Collected data
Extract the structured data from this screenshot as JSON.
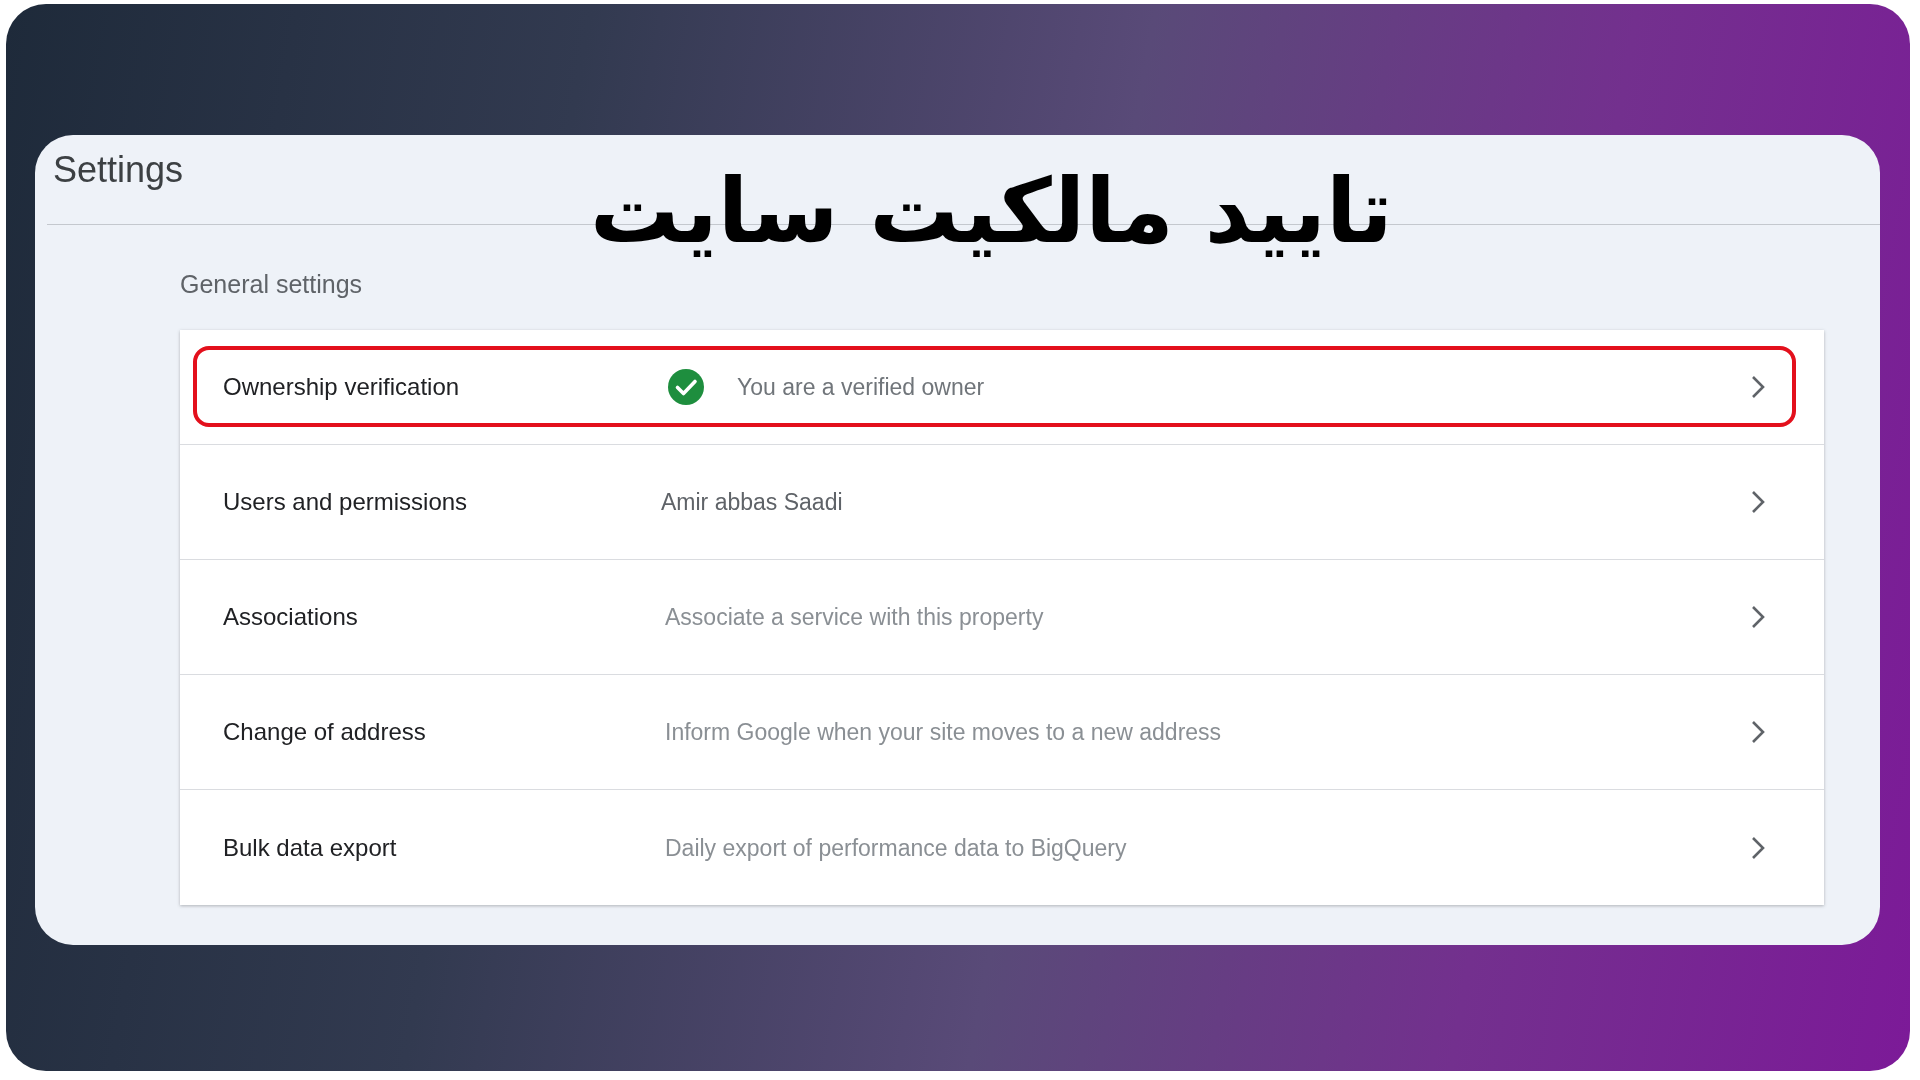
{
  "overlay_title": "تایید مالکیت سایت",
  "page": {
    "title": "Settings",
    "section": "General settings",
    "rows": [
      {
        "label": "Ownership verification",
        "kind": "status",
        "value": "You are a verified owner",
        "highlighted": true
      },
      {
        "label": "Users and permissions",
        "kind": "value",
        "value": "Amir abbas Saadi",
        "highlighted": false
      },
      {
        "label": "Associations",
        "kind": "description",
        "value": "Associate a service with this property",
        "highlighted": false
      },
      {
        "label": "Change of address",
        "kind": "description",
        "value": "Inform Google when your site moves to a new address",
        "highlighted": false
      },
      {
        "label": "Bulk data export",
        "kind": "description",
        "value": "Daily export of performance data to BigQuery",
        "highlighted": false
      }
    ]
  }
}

Prompt
Write out the entries above word for word. Do not include the pictures.

The answer
Extract the structured data from this screenshot as JSON.
{
  "overlay_title": "تایید مالکیت سایت",
  "page": {
    "title": "Settings",
    "section": "General settings",
    "rows": [
      {
        "label": "Ownership verification",
        "kind": "status",
        "value": "You are a verified owner",
        "highlighted": true
      },
      {
        "label": "Users and permissions",
        "kind": "value",
        "value": "Amir abbas Saadi",
        "highlighted": false
      },
      {
        "label": "Associations",
        "kind": "description",
        "value": "Associate a service with this property",
        "highlighted": false
      },
      {
        "label": "Change of address",
        "kind": "description",
        "value": "Inform Google when your site moves to a new address",
        "highlighted": false
      },
      {
        "label": "Bulk data export",
        "kind": "description",
        "value": "Daily export of performance data to BigQuery",
        "highlighted": false
      }
    ]
  }
}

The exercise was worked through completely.